■ Set problem:
Find the string "case" in the listing and report every line that has it.
===== Dataset extract =====
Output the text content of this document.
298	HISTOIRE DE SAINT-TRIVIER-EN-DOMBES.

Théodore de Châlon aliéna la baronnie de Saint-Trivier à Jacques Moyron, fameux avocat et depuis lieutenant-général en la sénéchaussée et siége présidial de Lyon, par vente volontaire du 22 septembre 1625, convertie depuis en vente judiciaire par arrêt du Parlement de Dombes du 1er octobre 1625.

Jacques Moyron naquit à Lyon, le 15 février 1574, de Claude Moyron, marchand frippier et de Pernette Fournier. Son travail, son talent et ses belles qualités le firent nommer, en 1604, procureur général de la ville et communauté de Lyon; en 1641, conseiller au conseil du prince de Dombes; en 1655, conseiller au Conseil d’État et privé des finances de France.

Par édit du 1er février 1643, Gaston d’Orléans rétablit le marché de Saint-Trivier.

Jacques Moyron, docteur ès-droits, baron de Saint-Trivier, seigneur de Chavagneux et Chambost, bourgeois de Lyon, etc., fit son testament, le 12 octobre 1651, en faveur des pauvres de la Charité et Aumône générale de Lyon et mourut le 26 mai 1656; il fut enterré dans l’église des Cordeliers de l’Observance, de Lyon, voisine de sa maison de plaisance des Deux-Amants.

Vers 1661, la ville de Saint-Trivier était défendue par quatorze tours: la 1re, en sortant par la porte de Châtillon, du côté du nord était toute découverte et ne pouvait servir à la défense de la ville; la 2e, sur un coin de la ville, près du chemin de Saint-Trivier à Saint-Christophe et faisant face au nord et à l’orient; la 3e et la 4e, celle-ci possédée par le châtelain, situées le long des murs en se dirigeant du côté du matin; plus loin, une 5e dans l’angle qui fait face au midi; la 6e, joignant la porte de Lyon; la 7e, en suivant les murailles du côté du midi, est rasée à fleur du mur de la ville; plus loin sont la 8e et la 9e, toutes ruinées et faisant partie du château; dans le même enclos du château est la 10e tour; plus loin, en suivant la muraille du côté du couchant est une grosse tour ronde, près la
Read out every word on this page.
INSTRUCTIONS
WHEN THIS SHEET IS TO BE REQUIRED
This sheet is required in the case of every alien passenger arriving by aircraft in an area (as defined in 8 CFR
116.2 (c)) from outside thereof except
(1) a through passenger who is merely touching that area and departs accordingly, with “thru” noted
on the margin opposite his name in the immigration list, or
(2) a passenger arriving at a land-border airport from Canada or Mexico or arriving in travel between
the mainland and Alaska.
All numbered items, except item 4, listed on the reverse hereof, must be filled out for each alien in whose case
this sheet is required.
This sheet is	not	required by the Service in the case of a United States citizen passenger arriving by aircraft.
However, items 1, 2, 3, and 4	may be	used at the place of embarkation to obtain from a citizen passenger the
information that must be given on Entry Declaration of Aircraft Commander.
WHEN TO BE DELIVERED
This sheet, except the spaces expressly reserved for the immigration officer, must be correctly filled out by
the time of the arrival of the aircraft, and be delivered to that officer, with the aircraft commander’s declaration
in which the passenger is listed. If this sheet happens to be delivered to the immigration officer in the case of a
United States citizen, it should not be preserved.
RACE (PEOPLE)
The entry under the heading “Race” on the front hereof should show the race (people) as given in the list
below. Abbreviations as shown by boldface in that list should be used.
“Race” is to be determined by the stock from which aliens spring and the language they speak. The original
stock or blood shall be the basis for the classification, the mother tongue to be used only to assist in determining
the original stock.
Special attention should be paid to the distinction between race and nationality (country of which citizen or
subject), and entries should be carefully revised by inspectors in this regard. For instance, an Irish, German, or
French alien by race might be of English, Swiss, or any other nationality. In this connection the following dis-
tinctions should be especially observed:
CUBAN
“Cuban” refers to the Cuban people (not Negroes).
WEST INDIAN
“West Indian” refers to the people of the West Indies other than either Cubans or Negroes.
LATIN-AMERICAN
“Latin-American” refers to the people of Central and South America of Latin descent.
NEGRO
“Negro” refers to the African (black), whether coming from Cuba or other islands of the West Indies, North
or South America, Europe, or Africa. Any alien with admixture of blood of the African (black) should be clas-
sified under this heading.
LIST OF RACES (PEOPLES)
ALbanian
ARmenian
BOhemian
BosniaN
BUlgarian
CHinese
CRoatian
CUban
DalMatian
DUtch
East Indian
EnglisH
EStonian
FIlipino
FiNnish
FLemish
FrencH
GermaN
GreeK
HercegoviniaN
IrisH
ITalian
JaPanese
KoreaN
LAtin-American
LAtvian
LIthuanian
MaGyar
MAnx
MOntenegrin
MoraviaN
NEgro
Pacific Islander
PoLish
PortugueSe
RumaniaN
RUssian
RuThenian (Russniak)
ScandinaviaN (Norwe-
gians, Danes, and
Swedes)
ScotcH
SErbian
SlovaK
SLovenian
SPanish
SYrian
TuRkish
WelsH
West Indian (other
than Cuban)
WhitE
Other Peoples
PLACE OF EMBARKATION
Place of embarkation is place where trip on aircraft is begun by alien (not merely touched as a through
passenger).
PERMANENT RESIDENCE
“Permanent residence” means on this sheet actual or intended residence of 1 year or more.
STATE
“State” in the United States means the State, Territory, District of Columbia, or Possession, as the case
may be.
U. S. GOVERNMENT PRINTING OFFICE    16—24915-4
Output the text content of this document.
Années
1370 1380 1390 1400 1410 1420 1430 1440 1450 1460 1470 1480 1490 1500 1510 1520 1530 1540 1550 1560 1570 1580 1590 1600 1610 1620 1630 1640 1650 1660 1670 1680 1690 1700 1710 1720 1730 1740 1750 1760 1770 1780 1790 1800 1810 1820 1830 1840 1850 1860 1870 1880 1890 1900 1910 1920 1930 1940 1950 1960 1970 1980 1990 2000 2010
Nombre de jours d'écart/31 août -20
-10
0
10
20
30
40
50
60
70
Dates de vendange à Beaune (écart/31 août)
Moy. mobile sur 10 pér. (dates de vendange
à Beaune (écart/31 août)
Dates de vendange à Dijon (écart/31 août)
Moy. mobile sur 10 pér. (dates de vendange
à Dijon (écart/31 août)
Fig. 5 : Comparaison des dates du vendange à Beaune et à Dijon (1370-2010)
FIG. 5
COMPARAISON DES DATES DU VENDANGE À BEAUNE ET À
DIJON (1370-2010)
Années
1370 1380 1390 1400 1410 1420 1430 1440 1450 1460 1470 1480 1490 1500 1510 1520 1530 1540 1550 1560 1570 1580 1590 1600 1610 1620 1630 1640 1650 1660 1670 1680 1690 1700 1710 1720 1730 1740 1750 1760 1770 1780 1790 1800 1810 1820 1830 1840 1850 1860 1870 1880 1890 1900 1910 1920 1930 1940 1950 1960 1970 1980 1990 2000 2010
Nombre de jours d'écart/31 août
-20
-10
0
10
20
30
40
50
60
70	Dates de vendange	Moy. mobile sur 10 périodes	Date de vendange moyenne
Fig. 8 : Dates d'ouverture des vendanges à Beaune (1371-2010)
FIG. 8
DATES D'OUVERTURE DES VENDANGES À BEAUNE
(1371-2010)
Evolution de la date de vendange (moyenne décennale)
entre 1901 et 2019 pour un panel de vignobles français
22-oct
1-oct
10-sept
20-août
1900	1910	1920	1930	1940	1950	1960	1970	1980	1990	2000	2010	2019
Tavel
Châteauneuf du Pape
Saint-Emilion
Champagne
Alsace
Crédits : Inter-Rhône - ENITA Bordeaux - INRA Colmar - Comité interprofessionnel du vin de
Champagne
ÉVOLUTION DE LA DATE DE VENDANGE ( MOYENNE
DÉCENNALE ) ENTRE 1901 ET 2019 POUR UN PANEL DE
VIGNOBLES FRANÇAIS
=====
■ Expected answer:
This sheet is required in the case of every alien passenger arriving by aircraft in an area (as defined in 8 CFR
All numbered items, except item 4, listed on the reverse hereof, must be filled out for each alien in whose case
This sheet is	not	required by the Service in the case of a United States citizen passenger arriving by aircraft.
in which the passenger is listed. If this sheet happens to be delivered to the immigration officer in the case of a
“State” in the United States means the State, Territory, District of Columbia, or Possession, as the case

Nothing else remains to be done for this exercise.